§ Task prompt
Locate every line in the records below that holds the word "regions" and return each one.
--- START Provided records ---
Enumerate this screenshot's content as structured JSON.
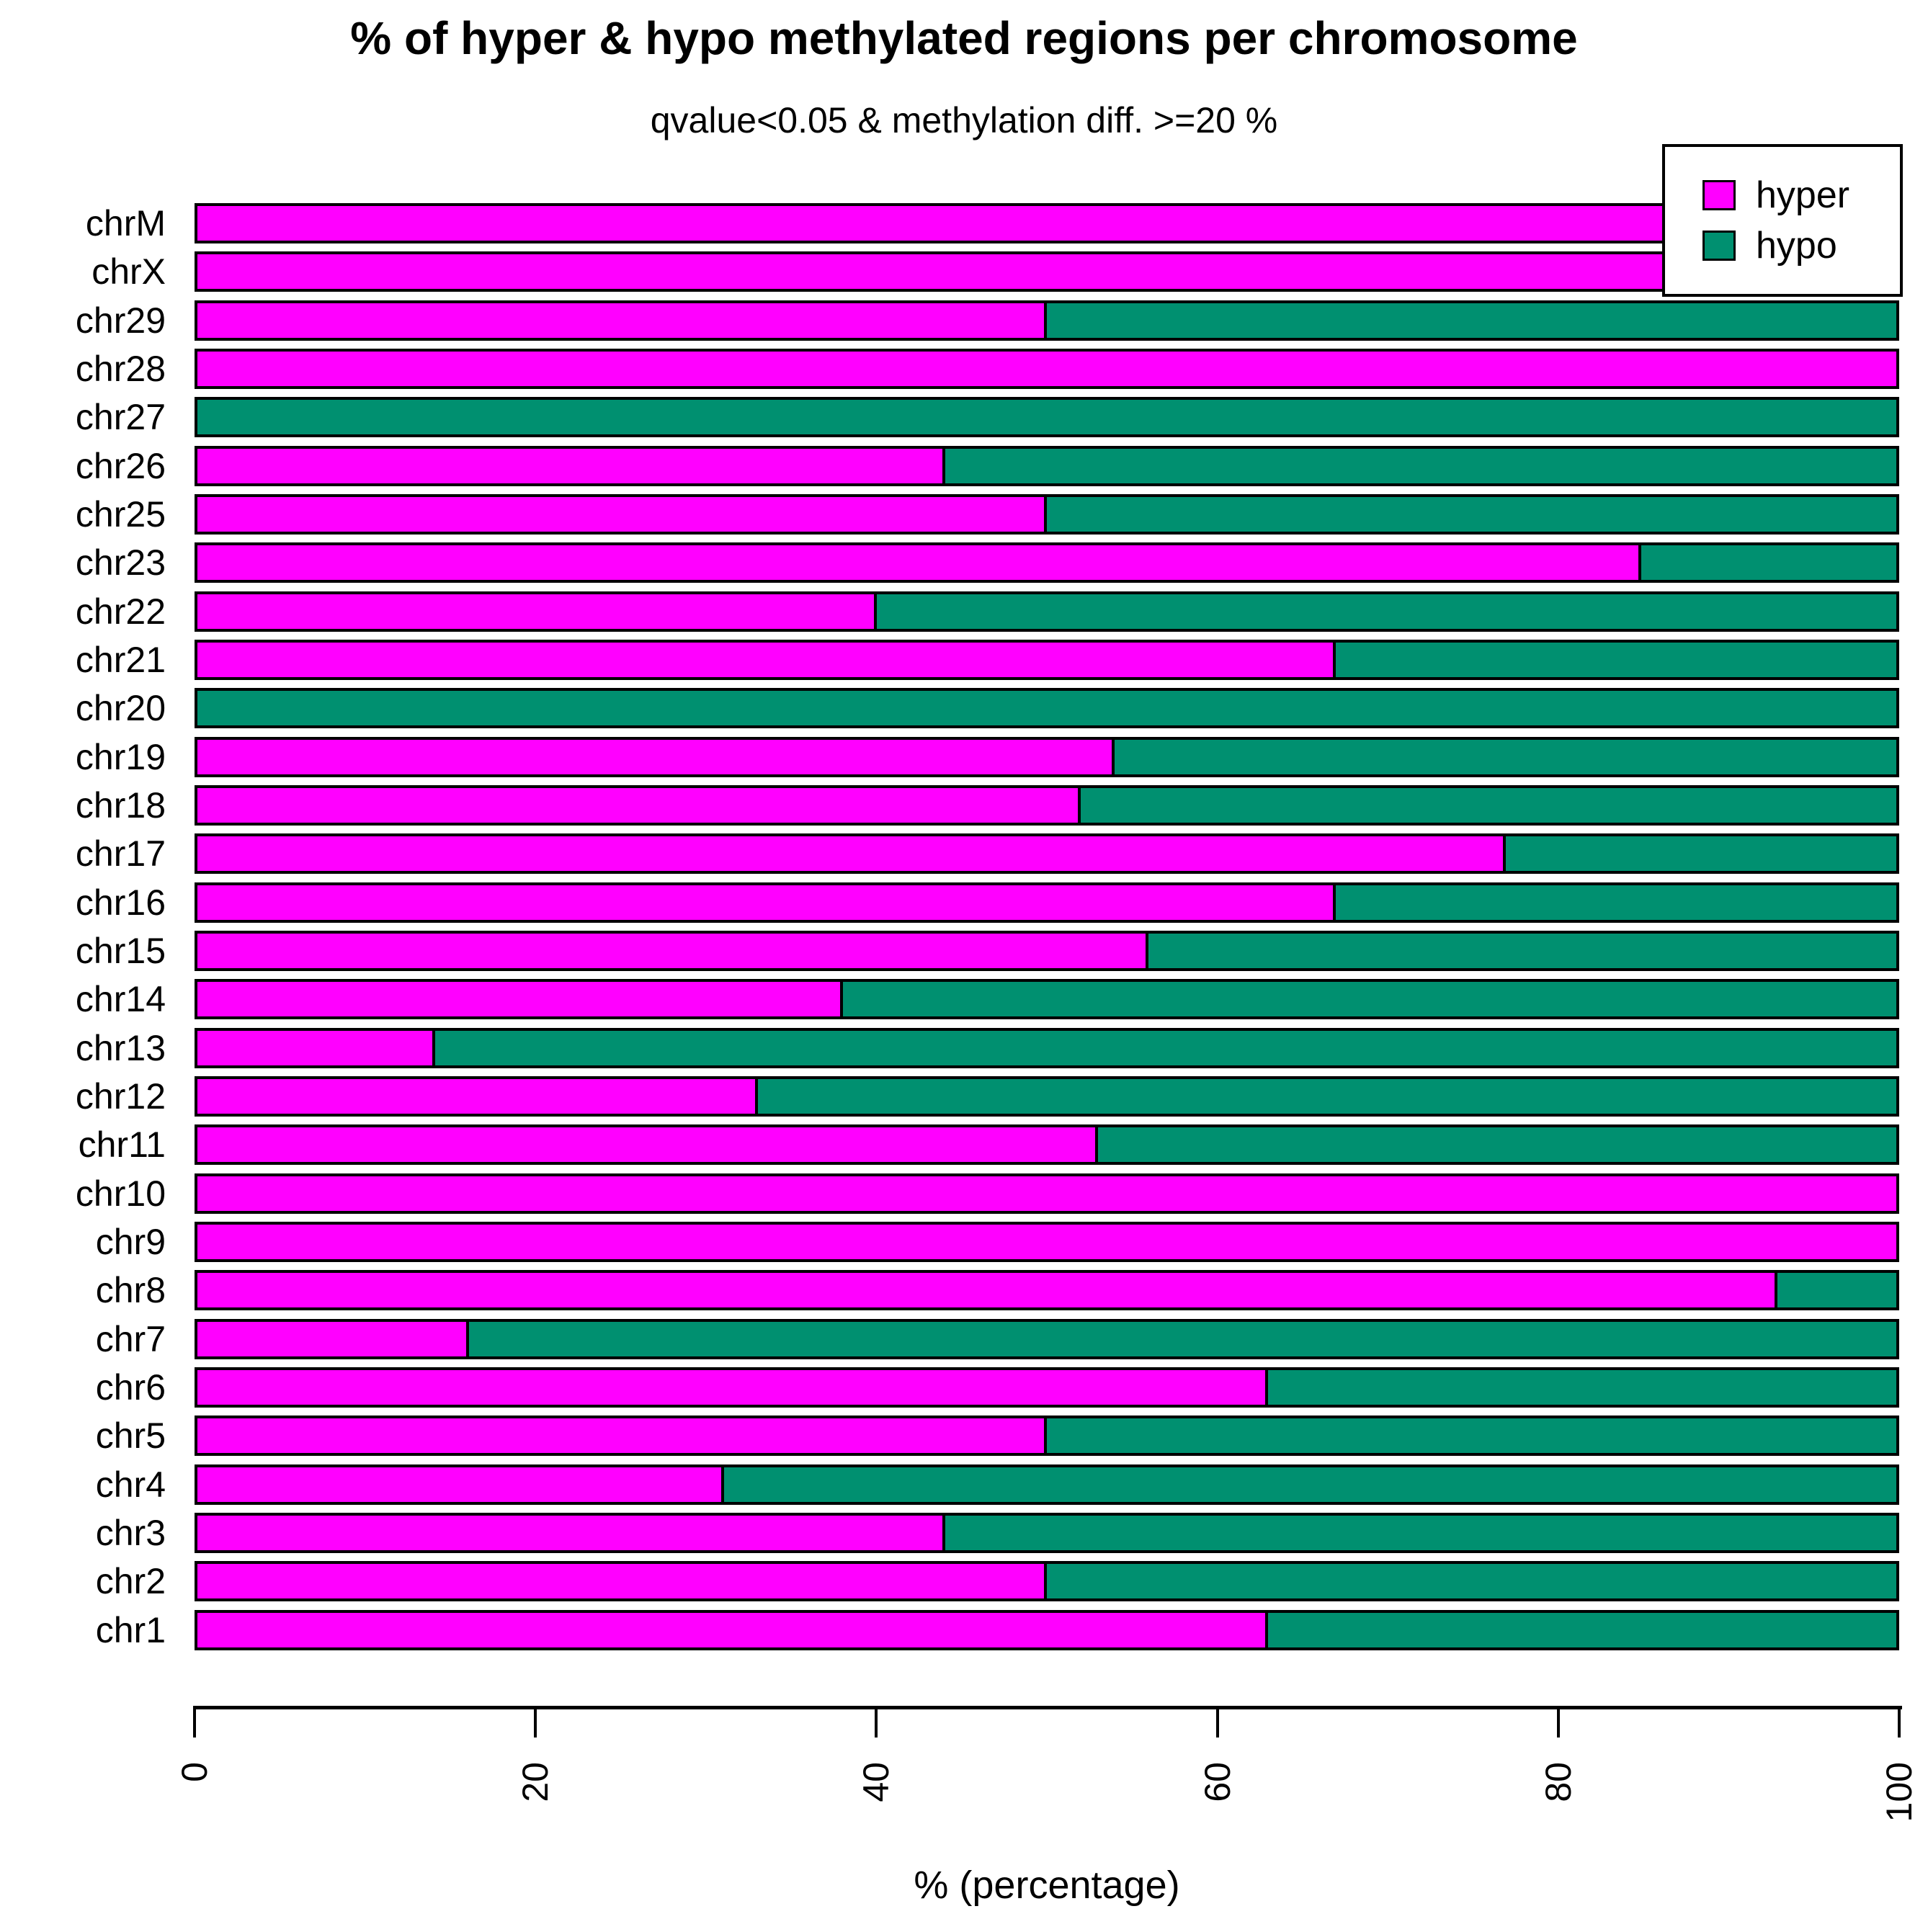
{
  "title": "% of hyper & hypo methylated regions per chromosome",
  "subtitle": "qvalue<0.05 & methylation diff. >=20 %",
  "legend": {
    "position": "top-right",
    "items": [
      {
        "label": "hyper",
        "color": "#FF00FF"
      },
      {
        "label": "hypo",
        "color": "#009070"
      }
    ]
  },
  "x_axis": {
    "label": "% (percentage)",
    "ticks": [
      0,
      20,
      40,
      60,
      80,
      100
    ]
  },
  "chart_data": {
    "type": "bar",
    "orientation": "horizontal",
    "stacked": true,
    "grid": false,
    "legend_position": "top-right",
    "title": "% of hyper & hypo methylated regions per chromosome",
    "subtitle": "qvalue<0.05 & methylation diff. >=20 %",
    "xlabel": "% (percentage)",
    "ylabel": "",
    "xlim": [
      0,
      100
    ],
    "x_ticks": [
      0,
      20,
      40,
      60,
      80,
      100
    ],
    "categories_top_to_bottom": [
      "chrM",
      "chrX",
      "chr29",
      "chr28",
      "chr27",
      "chr26",
      "chr25",
      "chr23",
      "chr22",
      "chr21",
      "chr20",
      "chr19",
      "chr18",
      "chr17",
      "chr16",
      "chr15",
      "chr14",
      "chr13",
      "chr12",
      "chr11",
      "chr10",
      "chr9",
      "chr8",
      "chr7",
      "chr6",
      "chr5",
      "chr4",
      "chr3",
      "chr2",
      "chr1"
    ],
    "series": [
      {
        "name": "hyper",
        "color": "#FF00FF",
        "values": [
          100,
          100,
          50,
          100,
          0,
          44,
          50,
          85,
          40,
          67,
          0,
          54,
          52,
          77,
          67,
          56,
          38,
          14,
          33,
          53,
          100,
          100,
          93,
          16,
          63,
          50,
          31,
          44,
          50,
          63
        ]
      },
      {
        "name": "hypo",
        "color": "#009070",
        "values": [
          0,
          0,
          50,
          0,
          100,
          56,
          50,
          15,
          60,
          33,
          100,
          46,
          48,
          23,
          33,
          44,
          62,
          86,
          67,
          47,
          0,
          0,
          7,
          84,
          37,
          50,
          69,
          56,
          50,
          37
        ]
      }
    ]
  }
}
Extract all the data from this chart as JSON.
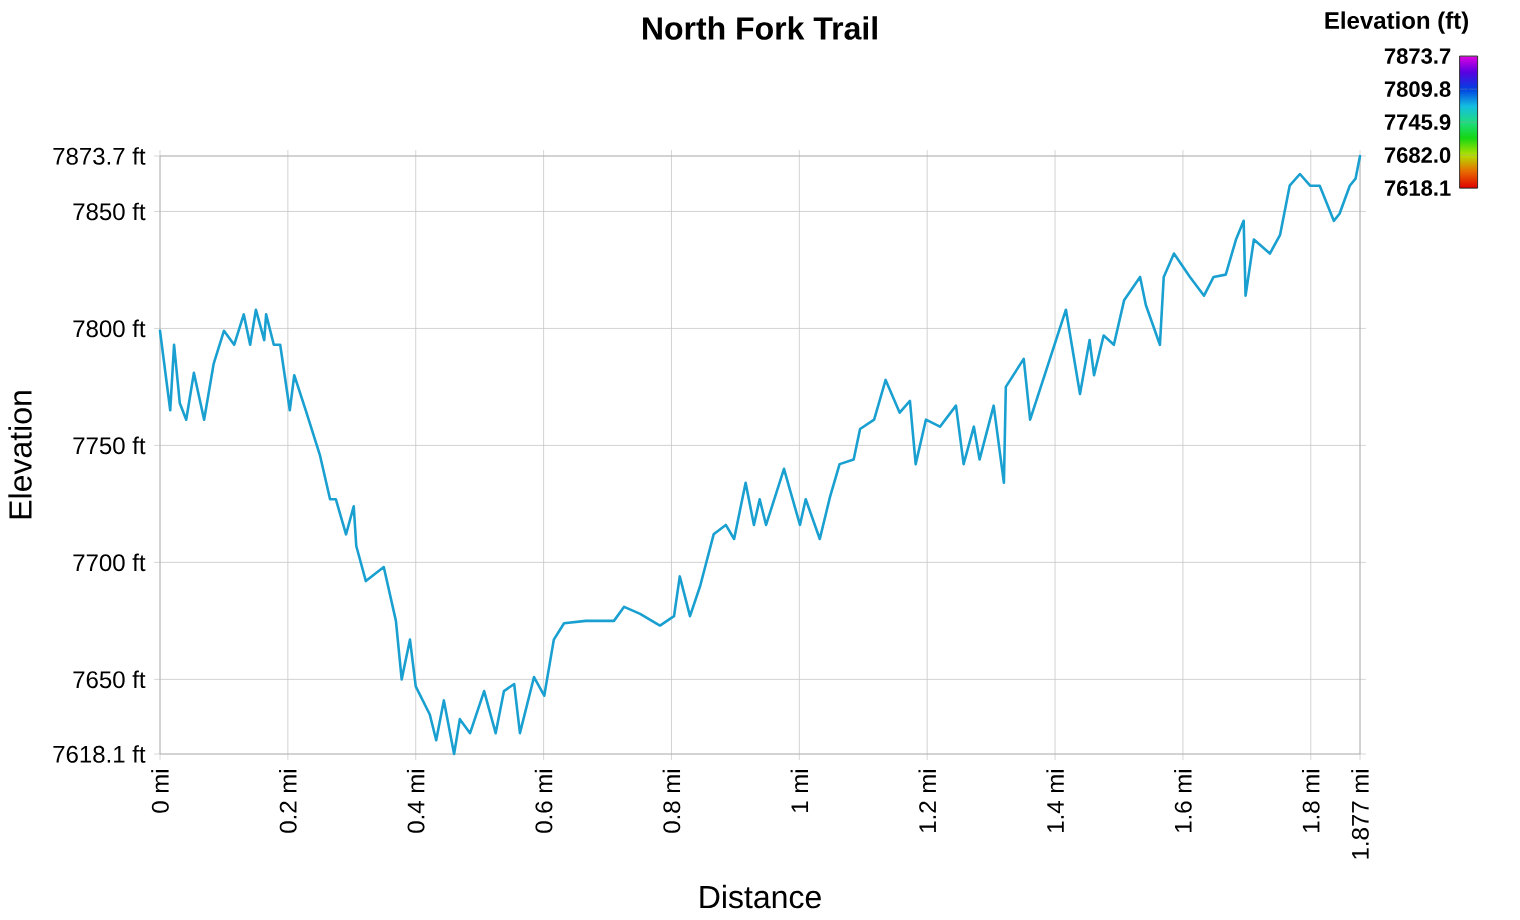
{
  "chart_data": {
    "type": "line",
    "title": "North Fork Trail",
    "xlabel": "Distance",
    "ylabel": "Elevation",
    "clabel": "Elevation (ft)",
    "x": [
      0,
      0.016,
      0.022,
      0.031,
      0.041,
      0.053,
      0.069,
      0.084,
      0.1,
      0.116,
      0.131,
      0.141,
      0.15,
      0.163,
      0.166,
      0.178,
      0.188,
      0.203,
      0.21,
      0.228,
      0.25,
      0.266,
      0.275,
      0.291,
      0.303,
      0.307,
      0.322,
      0.35,
      0.369,
      0.378,
      0.391,
      0.4,
      0.422,
      0.432,
      0.444,
      0.46,
      0.469,
      0.485,
      0.507,
      0.525,
      0.538,
      0.554,
      0.563,
      0.585,
      0.601,
      0.616,
      0.632,
      0.666,
      0.71,
      0.726,
      0.751,
      0.782,
      0.804,
      0.813,
      0.829,
      0.845,
      0.866,
      0.885,
      0.898,
      0.916,
      0.929,
      0.938,
      0.948,
      0.976,
      1.001,
      1.01,
      1.032,
      1.048,
      1.063,
      1.085,
      1.095,
      1.117,
      1.135,
      1.157,
      1.173,
      1.182,
      1.198,
      1.22,
      1.245,
      1.257,
      1.273,
      1.282,
      1.304,
      1.32,
      1.323,
      1.351,
      1.361,
      1.386,
      1.417,
      1.439,
      1.454,
      1.461,
      1.476,
      1.492,
      1.508,
      1.533,
      1.542,
      1.564,
      1.57,
      1.586,
      1.611,
      1.633,
      1.648,
      1.667,
      1.683,
      1.695,
      1.698,
      1.711,
      1.736,
      1.752,
      1.767,
      1.783,
      1.799,
      1.814,
      1.836,
      1.845,
      1.861,
      1.87,
      1.877
    ],
    "values": [
      7799,
      7765,
      7793,
      7768,
      7761,
      7781,
      7761,
      7785,
      7799,
      7793,
      7806,
      7793,
      7808,
      7795,
      7806,
      7793,
      7793,
      7765,
      7780,
      7765,
      7746,
      7727,
      7727,
      7712,
      7724,
      7707,
      7692,
      7698,
      7675,
      7650,
      7667,
      7647,
      7635,
      7624,
      7641,
      7618.1,
      7633,
      7627,
      7645,
      7627,
      7645,
      7648,
      7627,
      7651,
      7643,
      7667,
      7674,
      7675,
      7675,
      7681,
      7678,
      7673,
      7677,
      7694,
      7677,
      7690,
      7712,
      7716,
      7710,
      7734,
      7716,
      7727,
      7716,
      7740,
      7716,
      7727,
      7710,
      7728,
      7742,
      7744,
      7757,
      7761,
      7778,
      7764,
      7769,
      7742,
      7761,
      7758,
      7767,
      7742,
      7758,
      7744,
      7767,
      7734,
      7775,
      7787,
      7761,
      7782,
      7808,
      7772,
      7795,
      7780,
      7797,
      7793,
      7812,
      7822,
      7810,
      7793,
      7822,
      7832,
      7822,
      7814,
      7822,
      7823,
      7838,
      7846,
      7814,
      7838,
      7832,
      7840,
      7861,
      7866,
      7861,
      7861,
      7846,
      7849,
      7861,
      7864,
      7873.7
    ],
    "color": "#1aa0d0",
    "xlim": [
      0,
      1.877
    ],
    "xticks": [
      {
        "value": 0,
        "label": "0 mi"
      },
      {
        "value": 0.2,
        "label": "0.2 mi"
      },
      {
        "value": 0.4,
        "label": "0.4 mi"
      },
      {
        "value": 0.6,
        "label": "0.6 mi"
      },
      {
        "value": 0.8,
        "label": "0.8 mi"
      },
      {
        "value": 1,
        "label": "1 mi"
      },
      {
        "value": 1.2,
        "label": "1.2 mi"
      },
      {
        "value": 1.4,
        "label": "1.4 mi"
      },
      {
        "value": 1.6,
        "label": "1.6 mi"
      },
      {
        "value": 1.8,
        "label": "1.8 mi"
      },
      {
        "value": 1.877,
        "label": "1.877 mi"
      }
    ],
    "ylim": [
      7618.1,
      7873.7
    ],
    "yticks": [
      {
        "value": 7618.1,
        "label": "7618.1 ft"
      },
      {
        "value": 7650,
        "label": "7650 ft"
      },
      {
        "value": 7700,
        "label": "7700 ft"
      },
      {
        "value": 7750,
        "label": "7750 ft"
      },
      {
        "value": 7800,
        "label": "7800 ft"
      },
      {
        "value": 7850,
        "label": "7850 ft"
      },
      {
        "value": 7873.7,
        "label": "7873.7 ft"
      }
    ],
    "clim": [
      7618.1,
      7873.7
    ],
    "cticks": [
      7873.7,
      7809.8,
      7745.9,
      {
        "value": 7682.0,
        "label": "7682.0"
      },
      7618.1
    ],
    "grid": true,
    "marker": "none"
  }
}
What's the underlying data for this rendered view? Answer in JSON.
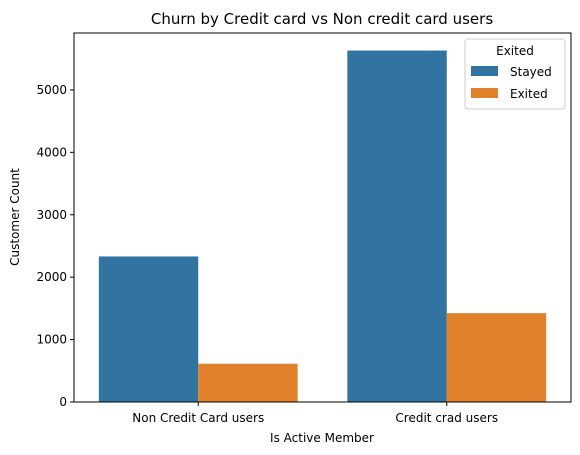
{
  "chart_data": {
    "type": "bar",
    "title": "Churn by Credit card  vs Non credit card users",
    "xlabel": "Is Active Member",
    "ylabel": "Customer Count",
    "categories": [
      "Non Credit Card users",
      "Credit crad users"
    ],
    "series": [
      {
        "name": "Stayed",
        "values": [
          2332,
          5631
        ],
        "color": "#3274a1"
      },
      {
        "name": "Exited",
        "values": [
          613,
          1424
        ],
        "color": "#e1812c"
      }
    ],
    "ylim": [
      0,
      5912
    ],
    "yticks": [
      0,
      1000,
      2000,
      3000,
      4000,
      5000
    ],
    "grid": false,
    "legend": {
      "title": "Exited",
      "placement": "top-right"
    }
  }
}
--- END Provided records ---
§ Answer in full
  "title": "% of hyper & hypo methylated regions per chromosome",
    "title": "% of hyper & hypo methylated regions per chromosome",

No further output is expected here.